— AIM —
Search the material below for the word "indicators②" and copy every line in which it occurs.

:: TASK INPUT ::

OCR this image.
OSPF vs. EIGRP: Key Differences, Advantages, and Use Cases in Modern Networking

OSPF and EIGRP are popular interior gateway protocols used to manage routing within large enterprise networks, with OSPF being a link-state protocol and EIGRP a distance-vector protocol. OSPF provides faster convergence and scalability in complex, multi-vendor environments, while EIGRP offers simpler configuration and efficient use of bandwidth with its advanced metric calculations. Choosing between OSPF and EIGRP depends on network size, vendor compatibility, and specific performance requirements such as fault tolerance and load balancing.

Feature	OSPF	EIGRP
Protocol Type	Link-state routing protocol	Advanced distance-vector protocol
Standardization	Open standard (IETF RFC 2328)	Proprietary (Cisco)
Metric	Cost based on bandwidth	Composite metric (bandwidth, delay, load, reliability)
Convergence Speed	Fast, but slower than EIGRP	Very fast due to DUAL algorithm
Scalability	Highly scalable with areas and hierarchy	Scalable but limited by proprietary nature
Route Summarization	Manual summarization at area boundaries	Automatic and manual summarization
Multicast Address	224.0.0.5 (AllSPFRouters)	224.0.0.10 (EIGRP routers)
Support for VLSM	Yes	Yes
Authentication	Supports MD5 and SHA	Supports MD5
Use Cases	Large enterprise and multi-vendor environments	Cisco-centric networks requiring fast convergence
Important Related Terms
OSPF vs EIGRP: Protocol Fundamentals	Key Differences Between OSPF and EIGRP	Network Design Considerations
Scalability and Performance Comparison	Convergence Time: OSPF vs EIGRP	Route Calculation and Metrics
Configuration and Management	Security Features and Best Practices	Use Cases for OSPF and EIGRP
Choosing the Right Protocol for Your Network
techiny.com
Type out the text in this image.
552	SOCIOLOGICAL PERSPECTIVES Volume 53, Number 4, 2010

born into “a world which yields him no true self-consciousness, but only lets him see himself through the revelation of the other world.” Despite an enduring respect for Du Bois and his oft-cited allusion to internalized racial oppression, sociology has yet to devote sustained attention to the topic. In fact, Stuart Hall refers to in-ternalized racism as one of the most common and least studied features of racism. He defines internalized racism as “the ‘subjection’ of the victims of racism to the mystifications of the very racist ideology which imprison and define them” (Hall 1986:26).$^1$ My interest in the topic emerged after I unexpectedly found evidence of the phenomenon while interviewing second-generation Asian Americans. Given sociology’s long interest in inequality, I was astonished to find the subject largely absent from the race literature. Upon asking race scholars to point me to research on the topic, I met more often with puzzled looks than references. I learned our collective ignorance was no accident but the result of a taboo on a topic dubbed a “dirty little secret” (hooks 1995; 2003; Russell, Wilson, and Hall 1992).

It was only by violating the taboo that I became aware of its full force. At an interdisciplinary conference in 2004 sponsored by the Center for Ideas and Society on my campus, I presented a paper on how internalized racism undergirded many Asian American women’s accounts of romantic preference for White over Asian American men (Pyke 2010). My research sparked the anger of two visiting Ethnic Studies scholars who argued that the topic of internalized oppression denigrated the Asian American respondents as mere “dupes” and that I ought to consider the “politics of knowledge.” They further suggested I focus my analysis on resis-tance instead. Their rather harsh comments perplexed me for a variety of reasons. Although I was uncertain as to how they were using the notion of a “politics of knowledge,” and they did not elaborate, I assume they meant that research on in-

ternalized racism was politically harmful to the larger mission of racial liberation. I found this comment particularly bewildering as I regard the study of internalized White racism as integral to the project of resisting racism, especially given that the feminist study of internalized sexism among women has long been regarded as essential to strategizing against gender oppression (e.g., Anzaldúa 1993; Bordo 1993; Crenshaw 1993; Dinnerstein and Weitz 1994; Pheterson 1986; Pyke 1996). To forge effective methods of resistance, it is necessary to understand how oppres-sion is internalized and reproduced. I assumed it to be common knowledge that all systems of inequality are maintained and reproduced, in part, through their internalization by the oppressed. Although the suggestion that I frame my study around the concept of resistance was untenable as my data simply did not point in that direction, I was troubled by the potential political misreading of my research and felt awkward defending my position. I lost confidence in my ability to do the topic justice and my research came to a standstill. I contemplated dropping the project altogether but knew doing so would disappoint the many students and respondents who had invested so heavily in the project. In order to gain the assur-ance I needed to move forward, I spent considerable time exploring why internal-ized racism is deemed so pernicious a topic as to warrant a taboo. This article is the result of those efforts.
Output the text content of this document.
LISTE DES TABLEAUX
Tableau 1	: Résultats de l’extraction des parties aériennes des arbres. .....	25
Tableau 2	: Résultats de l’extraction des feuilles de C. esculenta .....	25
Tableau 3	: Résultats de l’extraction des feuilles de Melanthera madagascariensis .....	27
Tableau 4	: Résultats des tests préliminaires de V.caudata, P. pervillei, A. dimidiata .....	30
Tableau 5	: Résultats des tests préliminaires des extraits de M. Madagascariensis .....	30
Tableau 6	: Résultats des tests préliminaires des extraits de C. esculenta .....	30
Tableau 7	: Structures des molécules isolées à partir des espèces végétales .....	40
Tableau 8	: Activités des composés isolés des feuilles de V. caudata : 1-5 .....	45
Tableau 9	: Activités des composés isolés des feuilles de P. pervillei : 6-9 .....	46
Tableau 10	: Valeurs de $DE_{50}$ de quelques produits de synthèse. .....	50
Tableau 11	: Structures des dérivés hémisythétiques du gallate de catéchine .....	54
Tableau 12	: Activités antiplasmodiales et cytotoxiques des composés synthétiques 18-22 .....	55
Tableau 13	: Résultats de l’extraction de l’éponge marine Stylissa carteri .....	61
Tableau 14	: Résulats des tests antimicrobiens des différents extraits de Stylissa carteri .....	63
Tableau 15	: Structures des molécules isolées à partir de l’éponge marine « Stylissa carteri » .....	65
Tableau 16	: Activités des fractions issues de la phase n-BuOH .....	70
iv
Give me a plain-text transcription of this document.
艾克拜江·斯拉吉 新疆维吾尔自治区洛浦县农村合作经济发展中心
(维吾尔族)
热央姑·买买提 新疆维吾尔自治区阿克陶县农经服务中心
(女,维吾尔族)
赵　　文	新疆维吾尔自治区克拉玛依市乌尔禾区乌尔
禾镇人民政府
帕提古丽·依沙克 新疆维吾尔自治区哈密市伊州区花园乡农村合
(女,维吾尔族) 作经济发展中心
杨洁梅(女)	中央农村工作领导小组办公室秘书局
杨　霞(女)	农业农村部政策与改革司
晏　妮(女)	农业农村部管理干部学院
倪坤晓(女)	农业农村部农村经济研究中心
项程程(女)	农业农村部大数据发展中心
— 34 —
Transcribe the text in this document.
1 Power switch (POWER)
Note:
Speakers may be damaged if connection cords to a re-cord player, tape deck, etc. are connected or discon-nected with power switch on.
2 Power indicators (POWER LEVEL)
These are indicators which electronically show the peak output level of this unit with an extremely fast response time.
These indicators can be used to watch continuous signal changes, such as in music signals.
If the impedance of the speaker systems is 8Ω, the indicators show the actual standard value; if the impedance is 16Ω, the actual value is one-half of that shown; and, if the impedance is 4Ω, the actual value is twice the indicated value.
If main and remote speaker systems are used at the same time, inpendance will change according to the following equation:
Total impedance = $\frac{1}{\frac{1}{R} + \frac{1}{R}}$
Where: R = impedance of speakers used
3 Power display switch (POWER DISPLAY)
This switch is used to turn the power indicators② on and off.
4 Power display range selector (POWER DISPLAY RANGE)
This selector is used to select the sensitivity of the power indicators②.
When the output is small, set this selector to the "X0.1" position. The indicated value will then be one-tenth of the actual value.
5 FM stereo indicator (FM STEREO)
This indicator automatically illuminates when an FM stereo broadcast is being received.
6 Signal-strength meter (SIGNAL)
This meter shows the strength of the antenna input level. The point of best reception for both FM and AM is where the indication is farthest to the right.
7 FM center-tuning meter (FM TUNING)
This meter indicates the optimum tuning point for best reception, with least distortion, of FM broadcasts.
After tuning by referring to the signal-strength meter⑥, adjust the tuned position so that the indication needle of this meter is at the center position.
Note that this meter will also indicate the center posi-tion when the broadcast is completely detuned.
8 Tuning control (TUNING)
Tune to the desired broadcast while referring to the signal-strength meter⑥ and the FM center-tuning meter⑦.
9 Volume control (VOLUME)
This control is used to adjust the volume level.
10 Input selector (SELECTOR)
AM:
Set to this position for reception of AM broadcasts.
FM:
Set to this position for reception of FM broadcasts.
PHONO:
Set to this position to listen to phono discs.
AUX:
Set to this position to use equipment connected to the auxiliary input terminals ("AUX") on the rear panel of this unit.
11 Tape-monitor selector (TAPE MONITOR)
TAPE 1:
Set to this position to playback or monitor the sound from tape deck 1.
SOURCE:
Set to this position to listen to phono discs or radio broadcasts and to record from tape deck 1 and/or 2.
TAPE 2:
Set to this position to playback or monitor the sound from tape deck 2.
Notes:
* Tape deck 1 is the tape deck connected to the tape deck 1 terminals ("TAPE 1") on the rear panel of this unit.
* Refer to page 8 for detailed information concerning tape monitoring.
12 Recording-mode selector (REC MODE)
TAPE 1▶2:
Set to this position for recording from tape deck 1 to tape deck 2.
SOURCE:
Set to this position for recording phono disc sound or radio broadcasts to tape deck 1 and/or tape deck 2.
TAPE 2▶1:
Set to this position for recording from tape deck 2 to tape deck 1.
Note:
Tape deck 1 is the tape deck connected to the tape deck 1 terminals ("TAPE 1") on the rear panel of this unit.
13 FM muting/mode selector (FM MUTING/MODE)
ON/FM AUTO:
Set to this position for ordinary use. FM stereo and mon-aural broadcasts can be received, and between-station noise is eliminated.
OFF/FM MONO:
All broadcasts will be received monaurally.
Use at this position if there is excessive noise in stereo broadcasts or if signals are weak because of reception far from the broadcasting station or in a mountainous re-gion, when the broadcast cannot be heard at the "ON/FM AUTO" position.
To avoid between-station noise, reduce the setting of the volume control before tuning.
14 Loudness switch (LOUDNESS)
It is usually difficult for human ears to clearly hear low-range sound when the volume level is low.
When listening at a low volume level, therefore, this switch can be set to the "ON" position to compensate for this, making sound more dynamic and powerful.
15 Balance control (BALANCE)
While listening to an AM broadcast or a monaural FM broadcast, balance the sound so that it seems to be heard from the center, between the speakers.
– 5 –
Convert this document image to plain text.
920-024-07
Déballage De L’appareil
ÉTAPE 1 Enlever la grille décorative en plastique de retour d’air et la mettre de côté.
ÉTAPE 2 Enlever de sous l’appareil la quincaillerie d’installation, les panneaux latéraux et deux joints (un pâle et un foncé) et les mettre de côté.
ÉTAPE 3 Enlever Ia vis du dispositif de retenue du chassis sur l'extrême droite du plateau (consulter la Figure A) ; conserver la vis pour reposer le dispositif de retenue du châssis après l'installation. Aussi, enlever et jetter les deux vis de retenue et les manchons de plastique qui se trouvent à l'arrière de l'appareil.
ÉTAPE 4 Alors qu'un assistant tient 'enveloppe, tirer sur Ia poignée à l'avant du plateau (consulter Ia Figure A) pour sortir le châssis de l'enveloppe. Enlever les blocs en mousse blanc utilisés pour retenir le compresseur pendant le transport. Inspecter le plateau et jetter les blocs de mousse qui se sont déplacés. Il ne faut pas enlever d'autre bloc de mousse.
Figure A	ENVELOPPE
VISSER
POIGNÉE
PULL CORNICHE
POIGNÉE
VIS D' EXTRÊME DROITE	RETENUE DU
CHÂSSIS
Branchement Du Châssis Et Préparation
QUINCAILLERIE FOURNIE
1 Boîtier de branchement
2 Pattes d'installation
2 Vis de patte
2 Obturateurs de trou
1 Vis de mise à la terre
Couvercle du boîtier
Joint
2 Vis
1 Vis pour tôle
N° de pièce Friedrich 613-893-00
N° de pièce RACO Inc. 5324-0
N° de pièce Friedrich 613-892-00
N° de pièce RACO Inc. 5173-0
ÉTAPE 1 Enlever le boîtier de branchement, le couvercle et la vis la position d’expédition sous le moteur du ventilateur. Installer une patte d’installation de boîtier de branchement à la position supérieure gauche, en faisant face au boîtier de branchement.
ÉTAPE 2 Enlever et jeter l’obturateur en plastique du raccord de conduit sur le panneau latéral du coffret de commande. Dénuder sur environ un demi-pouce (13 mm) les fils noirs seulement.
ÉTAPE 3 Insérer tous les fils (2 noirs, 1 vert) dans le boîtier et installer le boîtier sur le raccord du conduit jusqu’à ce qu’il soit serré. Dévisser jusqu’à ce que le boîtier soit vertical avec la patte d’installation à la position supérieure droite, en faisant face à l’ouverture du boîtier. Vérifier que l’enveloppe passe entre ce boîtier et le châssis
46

:::

— RESPONSE BELOW —
This switch is used to turn the power indicators② on and off.
This selector is used to select the sensitivity of the power indicators②.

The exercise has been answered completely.